--- START ---

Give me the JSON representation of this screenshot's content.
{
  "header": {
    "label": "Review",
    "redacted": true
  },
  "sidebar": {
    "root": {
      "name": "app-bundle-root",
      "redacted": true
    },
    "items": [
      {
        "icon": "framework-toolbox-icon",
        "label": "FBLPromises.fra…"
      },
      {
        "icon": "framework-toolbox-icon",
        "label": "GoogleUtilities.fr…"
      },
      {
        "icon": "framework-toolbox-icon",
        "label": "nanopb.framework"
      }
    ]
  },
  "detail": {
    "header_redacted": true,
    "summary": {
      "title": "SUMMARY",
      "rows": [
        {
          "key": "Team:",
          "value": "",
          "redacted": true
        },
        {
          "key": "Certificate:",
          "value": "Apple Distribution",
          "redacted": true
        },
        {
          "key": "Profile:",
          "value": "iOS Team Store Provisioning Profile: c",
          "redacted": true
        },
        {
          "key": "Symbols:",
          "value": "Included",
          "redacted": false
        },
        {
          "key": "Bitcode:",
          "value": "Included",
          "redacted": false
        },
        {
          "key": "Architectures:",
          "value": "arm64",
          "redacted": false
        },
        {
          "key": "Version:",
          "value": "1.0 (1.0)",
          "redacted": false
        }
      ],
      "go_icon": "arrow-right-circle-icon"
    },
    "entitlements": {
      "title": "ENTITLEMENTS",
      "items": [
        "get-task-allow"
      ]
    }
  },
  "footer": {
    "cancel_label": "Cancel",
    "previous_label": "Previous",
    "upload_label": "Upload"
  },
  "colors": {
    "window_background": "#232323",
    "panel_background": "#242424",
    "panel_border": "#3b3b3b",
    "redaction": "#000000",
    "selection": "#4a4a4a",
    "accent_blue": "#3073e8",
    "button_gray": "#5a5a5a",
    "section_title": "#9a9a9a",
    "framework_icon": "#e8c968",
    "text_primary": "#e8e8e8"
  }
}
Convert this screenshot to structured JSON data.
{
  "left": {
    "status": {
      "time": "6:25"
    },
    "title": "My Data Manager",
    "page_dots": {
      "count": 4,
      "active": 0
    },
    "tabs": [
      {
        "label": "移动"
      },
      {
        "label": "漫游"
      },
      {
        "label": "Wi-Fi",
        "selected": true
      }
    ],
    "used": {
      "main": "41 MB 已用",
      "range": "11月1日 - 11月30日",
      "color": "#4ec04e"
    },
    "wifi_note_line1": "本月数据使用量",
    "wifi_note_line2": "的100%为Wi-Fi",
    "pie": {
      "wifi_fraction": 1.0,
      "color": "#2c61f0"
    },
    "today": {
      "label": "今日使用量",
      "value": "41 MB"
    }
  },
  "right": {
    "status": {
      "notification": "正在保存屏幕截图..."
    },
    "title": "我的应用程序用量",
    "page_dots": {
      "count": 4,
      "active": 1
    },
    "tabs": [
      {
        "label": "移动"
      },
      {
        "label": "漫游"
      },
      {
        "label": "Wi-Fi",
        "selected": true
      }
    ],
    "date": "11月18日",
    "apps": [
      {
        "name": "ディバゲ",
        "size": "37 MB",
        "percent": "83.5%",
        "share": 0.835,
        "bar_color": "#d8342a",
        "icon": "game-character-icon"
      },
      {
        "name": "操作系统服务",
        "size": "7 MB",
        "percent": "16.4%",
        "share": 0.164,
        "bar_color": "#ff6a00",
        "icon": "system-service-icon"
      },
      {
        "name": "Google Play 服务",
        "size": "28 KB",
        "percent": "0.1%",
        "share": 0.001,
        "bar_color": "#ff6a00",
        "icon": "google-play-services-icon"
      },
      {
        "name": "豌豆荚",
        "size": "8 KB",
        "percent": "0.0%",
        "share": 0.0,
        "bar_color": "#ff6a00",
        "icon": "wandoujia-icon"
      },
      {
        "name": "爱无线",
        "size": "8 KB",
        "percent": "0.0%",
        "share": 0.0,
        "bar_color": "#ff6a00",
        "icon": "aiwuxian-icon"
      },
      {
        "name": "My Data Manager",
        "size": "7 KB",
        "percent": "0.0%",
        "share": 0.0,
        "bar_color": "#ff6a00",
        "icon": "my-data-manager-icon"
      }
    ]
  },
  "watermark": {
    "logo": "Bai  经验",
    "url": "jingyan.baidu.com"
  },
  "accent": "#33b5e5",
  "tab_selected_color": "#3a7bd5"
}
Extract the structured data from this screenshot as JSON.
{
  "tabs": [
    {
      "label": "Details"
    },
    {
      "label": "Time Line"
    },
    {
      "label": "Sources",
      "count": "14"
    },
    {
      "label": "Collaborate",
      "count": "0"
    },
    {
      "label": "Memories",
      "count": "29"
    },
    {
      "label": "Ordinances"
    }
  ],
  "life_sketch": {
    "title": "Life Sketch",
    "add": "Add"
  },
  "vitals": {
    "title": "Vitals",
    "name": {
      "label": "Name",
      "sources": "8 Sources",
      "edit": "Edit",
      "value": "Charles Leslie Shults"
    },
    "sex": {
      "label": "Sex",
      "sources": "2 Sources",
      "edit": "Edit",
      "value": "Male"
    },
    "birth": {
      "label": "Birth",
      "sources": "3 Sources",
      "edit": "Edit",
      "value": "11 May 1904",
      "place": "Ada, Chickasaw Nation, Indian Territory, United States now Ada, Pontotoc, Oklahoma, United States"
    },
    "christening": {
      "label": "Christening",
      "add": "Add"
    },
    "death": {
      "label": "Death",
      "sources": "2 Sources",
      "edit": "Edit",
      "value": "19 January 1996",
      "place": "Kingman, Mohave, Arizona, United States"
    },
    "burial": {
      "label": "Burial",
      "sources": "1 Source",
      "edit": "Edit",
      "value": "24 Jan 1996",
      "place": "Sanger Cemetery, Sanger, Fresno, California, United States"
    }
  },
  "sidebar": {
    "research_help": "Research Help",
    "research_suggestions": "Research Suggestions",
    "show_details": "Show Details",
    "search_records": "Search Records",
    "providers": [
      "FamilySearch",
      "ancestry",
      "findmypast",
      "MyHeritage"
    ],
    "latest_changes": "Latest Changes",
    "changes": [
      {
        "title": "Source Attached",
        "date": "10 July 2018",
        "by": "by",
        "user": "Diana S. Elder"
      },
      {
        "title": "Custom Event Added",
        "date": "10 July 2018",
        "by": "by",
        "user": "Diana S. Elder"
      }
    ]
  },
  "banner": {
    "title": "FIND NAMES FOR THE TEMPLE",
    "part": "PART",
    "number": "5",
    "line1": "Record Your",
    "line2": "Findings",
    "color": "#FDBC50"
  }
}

--- END ---

**Do this**
Repeat all of the records above exactly as written.

**Answer to this task**
Give me the JSON representation of this screenshot's content.
{
  "header": {
    "label": "Review",
    "redacted": true
  },
  "sidebar": {
    "root": {
      "name": "app-bundle-root",
      "redacted": true
    },
    "items": [
      {
        "icon": "framework-toolbox-icon",
        "label": "FBLPromises.fra…"
      },
      {
        "icon": "framework-toolbox-icon",
        "label": "GoogleUtilities.fr…"
      },
      {
        "icon": "framework-toolbox-icon",
        "label": "nanopb.framework"
      }
    ]
  },
  "detail": {
    "header_redacted": true,
    "summary": {
      "title": "SUMMARY",
      "rows": [
        {
          "key": "Team:",
          "value": "",
          "redacted": true
        },
        {
          "key": "Certificate:",
          "value": "Apple Distribution",
          "redacted": true
        },
        {
          "key": "Profile:",
          "value": "iOS Team Store Provisioning Profile: c",
          "redacted": true
        },
        {
          "key": "Symbols:",
          "value": "Included",
          "redacted": false
        },
        {
          "key": "Bitcode:",
          "value": "Included",
          "redacted": false
        },
        {
          "key": "Architectures:",
          "value": "arm64",
          "redacted": false
        },
        {
          "key": "Version:",
          "value": "1.0 (1.0)",
          "redacted": false
        }
      ],
      "go_icon": "arrow-right-circle-icon"
    },
    "entitlements": {
      "title": "ENTITLEMENTS",
      "items": [
        "get-task-allow"
      ]
    }
  },
  "footer": {
    "cancel_label": "Cancel",
    "previous_label": "Previous",
    "upload_label": "Upload"
  },
  "colors": {
    "window_background": "#232323",
    "panel_background": "#242424",
    "panel_border": "#3b3b3b",
    "redaction": "#000000",
    "selection": "#4a4a4a",
    "accent_blue": "#3073e8",
    "button_gray": "#5a5a5a",
    "section_title": "#9a9a9a",
    "framework_icon": "#e8c968",
    "text_primary": "#e8e8e8"
  }
}
Convert this screenshot to structured JSON data.
{
  "left": {
    "status": {
      "time": "6:25"
    },
    "title": "My Data Manager",
    "page_dots": {
      "count": 4,
      "active": 0
    },
    "tabs": [
      {
        "label": "移动"
      },
      {
        "label": "漫游"
      },
      {
        "label": "Wi-Fi",
        "selected": true
      }
    ],
    "used": {
      "main": "41 MB 已用",
      "range": "11月1日 - 11月30日",
      "color": "#4ec04e"
    },
    "wifi_note_line1": "本月数据使用量",
    "wifi_note_line2": "的100%为Wi-Fi",
    "pie": {
      "wifi_fraction": 1.0,
      "color": "#2c61f0"
    },
    "today": {
      "label": "今日使用量",
      "value": "41 MB"
    }
  },
  "right": {
    "status": {
      "notification": "正在保存屏幕截图..."
    },
    "title": "我的应用程序用量",
    "page_dots": {
      "count": 4,
      "active": 1
    },
    "tabs": [
      {
        "label": "移动"
      },
      {
        "label": "漫游"
      },
      {
        "label": "Wi-Fi",
        "selected": true
      }
    ],
    "date": "11月18日",
    "apps": [
      {
        "name": "ディバゲ",
        "size": "37 MB",
        "percent": "83.5%",
        "share": 0.835,
        "bar_color": "#d8342a",
        "icon": "game-character-icon"
      },
      {
        "name": "操作系统服务",
        "size": "7 MB",
        "percent": "16.4%",
        "share": 0.164,
        "bar_color": "#ff6a00",
        "icon": "system-service-icon"
      },
      {
        "name": "Google Play 服务",
        "size": "28 KB",
        "percent": "0.1%",
        "share": 0.001,
        "bar_color": "#ff6a00",
        "icon": "google-play-services-icon"
      },
      {
        "name": "豌豆荚",
        "size": "8 KB",
        "percent": "0.0%",
        "share": 0.0,
        "bar_color": "#ff6a00",
        "icon": "wandoujia-icon"
      },
      {
        "name": "爱无线",
        "size": "8 KB",
        "percent": "0.0%",
        "share": 0.0,
        "bar_color": "#ff6a00",
        "icon": "aiwuxian-icon"
      },
      {
        "name": "My Data Manager",
        "size": "7 KB",
        "percent": "0.0%",
        "share": 0.0,
        "bar_color": "#ff6a00",
        "icon": "my-data-manager-icon"
      }
    ]
  },
  "watermark": {
    "logo": "Bai  经验",
    "url": "jingyan.baidu.com"
  },
  "accent": "#33b5e5",
  "tab_selected_color": "#3a7bd5"
}
Extract the structured data from this screenshot as JSON.
{
  "tabs": [
    {
      "label": "Details"
    },
    {
      "label": "Time Line"
    },
    {
      "label": "Sources",
      "count": "14"
    },
    {
      "label": "Collaborate",
      "count": "0"
    },
    {
      "label": "Memories",
      "count": "29"
    },
    {
      "label": "Ordinances"
    }
  ],
  "life_sketch": {
    "title": "Life Sketch",
    "add": "Add"
  },
  "vitals": {
    "title": "Vitals",
    "name": {
      "label": "Name",
      "sources": "8 Sources",
      "edit": "Edit",
      "value": "Charles Leslie Shults"
    },
    "sex": {
      "label": "Sex",
      "sources": "2 Sources",
      "edit": "Edit",
      "value": "Male"
    },
    "birth": {
      "label": "Birth",
      "sources": "3 Sources",
      "edit": "Edit",
      "value": "11 May 1904",
      "place": "Ada, Chickasaw Nation, Indian Territory, United States now Ada, Pontotoc, Oklahoma, United States"
    },
    "christening": {
      "label": "Christening",
      "add": "Add"
    },
    "death": {
      "label": "Death",
      "sources": "2 Sources",
      "edit": "Edit",
      "value": "19 January 1996",
      "place": "Kingman, Mohave, Arizona, United States"
    },
    "burial": {
      "label": "Burial",
      "sources": "1 Source",
      "edit": "Edit",
      "value": "24 Jan 1996",
      "place": "Sanger Cemetery, Sanger, Fresno, California, United States"
    }
  },
  "sidebar": {
    "research_help": "Research Help",
    "research_suggestions": "Research Suggestions",
    "show_details": "Show Details",
    "search_records": "Search Records",
    "providers": [
      "FamilySearch",
      "ancestry",
      "findmypast",
      "MyHeritage"
    ],
    "latest_changes": "Latest Changes",
    "changes": [
      {
        "title": "Source Attached",
        "date": "10 July 2018",
        "by": "by",
        "user": "Diana S. Elder"
      },
      {
        "title": "Custom Event Added",
        "date": "10 July 2018",
        "by": "by",
        "user": "Diana S. Elder"
      }
    ]
  },
  "banner": {
    "title": "FIND NAMES FOR THE TEMPLE",
    "part": "PART",
    "number": "5",
    "line1": "Record Your",
    "line2": "Findings",
    "color": "#FDBC50"
  }
}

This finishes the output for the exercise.